◆ Directions:
Search the material for the string "Used" and copy each line where it occurs.

◆ Record excerpts:
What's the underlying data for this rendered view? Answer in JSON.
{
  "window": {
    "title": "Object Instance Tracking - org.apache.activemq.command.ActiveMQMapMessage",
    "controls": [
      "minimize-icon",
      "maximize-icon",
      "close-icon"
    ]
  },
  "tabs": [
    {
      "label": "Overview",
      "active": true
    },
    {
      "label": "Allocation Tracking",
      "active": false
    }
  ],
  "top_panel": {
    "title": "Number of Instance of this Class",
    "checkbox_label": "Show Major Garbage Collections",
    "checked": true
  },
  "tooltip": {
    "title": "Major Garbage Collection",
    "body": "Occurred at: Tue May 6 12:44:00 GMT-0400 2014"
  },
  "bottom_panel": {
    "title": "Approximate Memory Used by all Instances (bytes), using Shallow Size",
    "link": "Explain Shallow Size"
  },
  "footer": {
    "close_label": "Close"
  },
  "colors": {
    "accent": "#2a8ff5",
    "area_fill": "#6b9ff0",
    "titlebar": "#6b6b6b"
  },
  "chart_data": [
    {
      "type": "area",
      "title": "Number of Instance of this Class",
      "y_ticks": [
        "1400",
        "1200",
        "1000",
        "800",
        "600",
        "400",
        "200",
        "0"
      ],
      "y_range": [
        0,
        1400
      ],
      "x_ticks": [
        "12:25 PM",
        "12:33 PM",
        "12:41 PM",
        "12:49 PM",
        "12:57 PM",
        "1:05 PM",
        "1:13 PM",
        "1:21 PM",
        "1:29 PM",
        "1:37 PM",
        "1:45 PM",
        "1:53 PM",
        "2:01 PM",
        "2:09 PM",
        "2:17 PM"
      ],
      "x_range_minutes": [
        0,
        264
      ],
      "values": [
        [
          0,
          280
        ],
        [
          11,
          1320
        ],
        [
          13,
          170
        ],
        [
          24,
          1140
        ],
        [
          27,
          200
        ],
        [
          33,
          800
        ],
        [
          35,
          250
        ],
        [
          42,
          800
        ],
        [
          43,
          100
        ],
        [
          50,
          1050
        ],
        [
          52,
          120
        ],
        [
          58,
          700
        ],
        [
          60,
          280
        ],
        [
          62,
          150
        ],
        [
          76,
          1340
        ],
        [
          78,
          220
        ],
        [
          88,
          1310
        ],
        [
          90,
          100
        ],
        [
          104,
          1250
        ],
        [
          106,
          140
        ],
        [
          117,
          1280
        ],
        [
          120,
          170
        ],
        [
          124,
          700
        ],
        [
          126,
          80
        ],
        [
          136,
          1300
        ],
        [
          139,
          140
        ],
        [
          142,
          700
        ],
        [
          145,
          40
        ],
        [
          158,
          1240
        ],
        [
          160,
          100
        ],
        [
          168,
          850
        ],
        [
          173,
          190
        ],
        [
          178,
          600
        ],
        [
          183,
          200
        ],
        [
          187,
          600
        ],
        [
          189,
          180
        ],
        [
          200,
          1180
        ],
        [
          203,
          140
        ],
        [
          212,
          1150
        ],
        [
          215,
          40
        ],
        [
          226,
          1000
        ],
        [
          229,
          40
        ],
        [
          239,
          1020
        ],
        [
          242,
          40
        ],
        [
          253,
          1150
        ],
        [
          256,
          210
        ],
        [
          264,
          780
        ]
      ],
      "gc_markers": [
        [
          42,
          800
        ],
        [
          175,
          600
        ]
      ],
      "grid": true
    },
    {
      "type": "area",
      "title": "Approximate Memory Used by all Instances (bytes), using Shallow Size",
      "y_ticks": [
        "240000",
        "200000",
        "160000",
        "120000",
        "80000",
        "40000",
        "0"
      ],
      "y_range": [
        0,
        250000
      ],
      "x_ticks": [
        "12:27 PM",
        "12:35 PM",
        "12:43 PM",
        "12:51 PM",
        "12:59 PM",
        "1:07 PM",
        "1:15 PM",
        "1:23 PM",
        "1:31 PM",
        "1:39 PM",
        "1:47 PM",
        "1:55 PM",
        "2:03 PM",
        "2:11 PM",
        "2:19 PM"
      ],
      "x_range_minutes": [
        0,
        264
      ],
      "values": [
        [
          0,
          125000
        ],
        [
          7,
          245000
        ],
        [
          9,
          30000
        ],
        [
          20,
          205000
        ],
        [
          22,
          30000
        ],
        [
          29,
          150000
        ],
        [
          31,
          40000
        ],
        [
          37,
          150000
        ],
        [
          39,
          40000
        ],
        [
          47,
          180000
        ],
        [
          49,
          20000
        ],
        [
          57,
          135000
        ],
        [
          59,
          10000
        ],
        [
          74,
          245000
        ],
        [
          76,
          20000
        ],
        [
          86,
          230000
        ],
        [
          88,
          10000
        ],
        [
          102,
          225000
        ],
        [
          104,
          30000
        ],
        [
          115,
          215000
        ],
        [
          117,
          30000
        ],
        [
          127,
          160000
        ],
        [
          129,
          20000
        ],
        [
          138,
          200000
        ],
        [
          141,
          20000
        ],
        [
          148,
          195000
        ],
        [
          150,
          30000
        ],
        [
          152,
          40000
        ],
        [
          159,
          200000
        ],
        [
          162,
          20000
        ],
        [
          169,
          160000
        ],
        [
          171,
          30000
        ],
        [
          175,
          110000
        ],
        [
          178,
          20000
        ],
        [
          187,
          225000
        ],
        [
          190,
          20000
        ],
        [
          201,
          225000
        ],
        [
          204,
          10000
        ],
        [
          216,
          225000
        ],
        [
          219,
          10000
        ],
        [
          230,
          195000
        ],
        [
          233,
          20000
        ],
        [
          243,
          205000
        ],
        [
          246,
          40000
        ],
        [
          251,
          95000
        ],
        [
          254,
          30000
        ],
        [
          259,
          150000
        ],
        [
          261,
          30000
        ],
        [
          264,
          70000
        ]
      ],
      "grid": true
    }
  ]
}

◆ Right answer:
    "title": "Approximate Memory Used by all Instances (bytes), using Shallow Size",
      "title": "Approximate Memory Used by all Instances (bytes), using Shallow Size",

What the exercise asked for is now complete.